**WHAT YOU HAVE TO DO**
Look for the string "Measured" in the lines and copy each line that has it.
____________________
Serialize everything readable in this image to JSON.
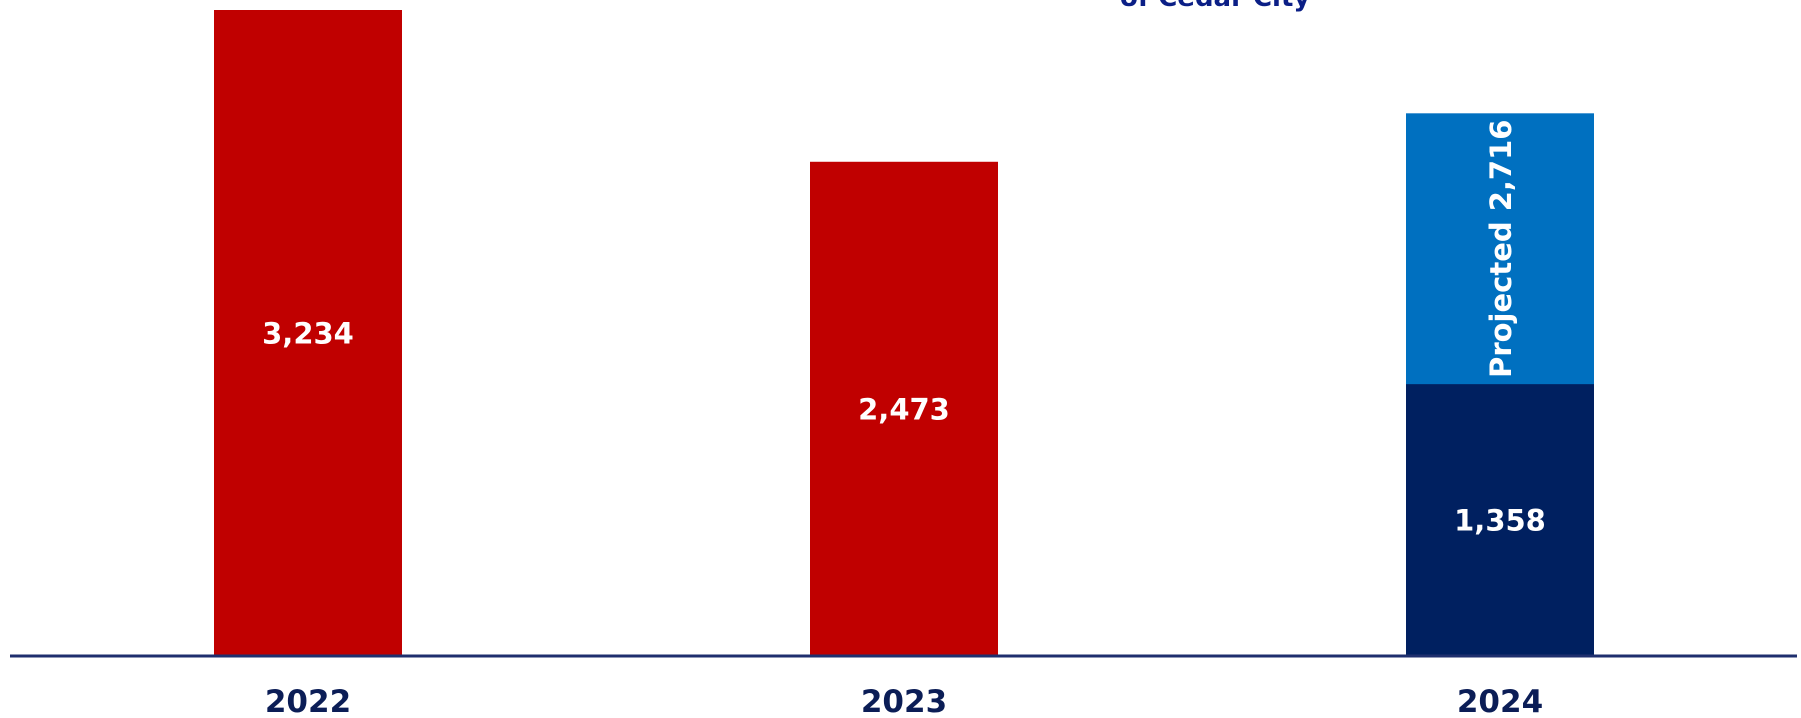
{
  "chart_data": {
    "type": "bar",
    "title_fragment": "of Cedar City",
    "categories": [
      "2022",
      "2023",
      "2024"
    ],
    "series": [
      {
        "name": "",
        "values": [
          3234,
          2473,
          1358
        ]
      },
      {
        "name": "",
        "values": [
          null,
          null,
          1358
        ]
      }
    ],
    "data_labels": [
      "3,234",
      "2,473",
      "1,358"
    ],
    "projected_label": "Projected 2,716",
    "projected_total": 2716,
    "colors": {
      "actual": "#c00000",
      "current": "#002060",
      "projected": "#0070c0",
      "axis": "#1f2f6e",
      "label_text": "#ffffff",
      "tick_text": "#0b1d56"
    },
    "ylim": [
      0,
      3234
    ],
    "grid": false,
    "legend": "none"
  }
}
____________________
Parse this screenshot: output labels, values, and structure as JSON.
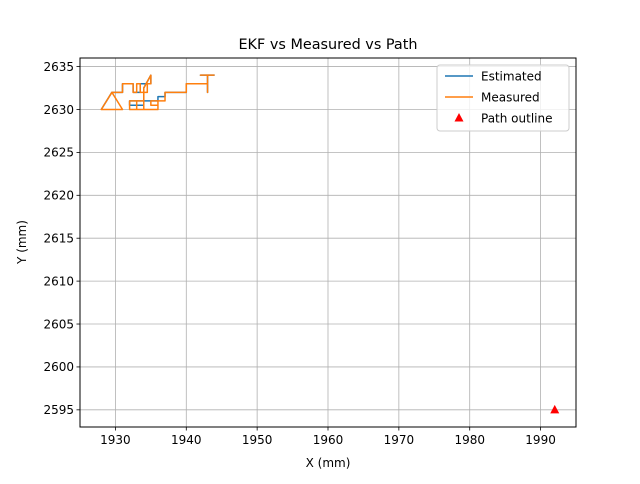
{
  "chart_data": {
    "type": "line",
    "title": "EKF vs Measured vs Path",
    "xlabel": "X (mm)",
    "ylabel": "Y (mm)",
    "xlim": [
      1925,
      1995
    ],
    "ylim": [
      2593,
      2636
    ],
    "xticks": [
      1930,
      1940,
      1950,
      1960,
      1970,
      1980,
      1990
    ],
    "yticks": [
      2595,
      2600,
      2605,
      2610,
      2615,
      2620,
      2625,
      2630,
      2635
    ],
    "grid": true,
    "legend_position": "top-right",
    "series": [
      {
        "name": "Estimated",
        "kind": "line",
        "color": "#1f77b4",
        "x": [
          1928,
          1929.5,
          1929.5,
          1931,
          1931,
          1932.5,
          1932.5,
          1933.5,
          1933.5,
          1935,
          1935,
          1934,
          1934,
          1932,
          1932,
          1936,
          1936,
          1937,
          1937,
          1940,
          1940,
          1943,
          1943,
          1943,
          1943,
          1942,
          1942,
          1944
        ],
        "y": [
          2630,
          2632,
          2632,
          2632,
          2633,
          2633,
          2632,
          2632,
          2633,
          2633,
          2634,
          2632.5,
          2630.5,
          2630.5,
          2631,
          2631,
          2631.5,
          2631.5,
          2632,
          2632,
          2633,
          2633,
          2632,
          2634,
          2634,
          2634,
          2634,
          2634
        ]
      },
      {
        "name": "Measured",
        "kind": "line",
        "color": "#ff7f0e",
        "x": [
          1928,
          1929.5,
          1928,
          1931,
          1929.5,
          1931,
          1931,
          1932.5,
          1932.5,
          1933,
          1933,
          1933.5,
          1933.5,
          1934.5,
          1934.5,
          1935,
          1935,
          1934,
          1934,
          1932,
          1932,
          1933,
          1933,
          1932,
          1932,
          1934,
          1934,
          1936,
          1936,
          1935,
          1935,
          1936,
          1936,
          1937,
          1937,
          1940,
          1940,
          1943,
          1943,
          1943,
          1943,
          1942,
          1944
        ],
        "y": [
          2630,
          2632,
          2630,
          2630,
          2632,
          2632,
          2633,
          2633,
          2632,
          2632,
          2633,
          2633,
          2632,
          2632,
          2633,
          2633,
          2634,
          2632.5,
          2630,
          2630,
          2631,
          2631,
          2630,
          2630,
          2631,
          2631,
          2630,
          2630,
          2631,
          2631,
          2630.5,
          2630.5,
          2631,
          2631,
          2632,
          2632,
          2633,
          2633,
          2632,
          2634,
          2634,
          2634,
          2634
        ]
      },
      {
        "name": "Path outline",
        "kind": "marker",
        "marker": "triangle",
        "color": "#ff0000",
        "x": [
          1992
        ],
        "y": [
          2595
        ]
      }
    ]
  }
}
____________________
**TASK SOLUTION**
    "title": "EKF vs Measured vs Path",
        "name": "Measured",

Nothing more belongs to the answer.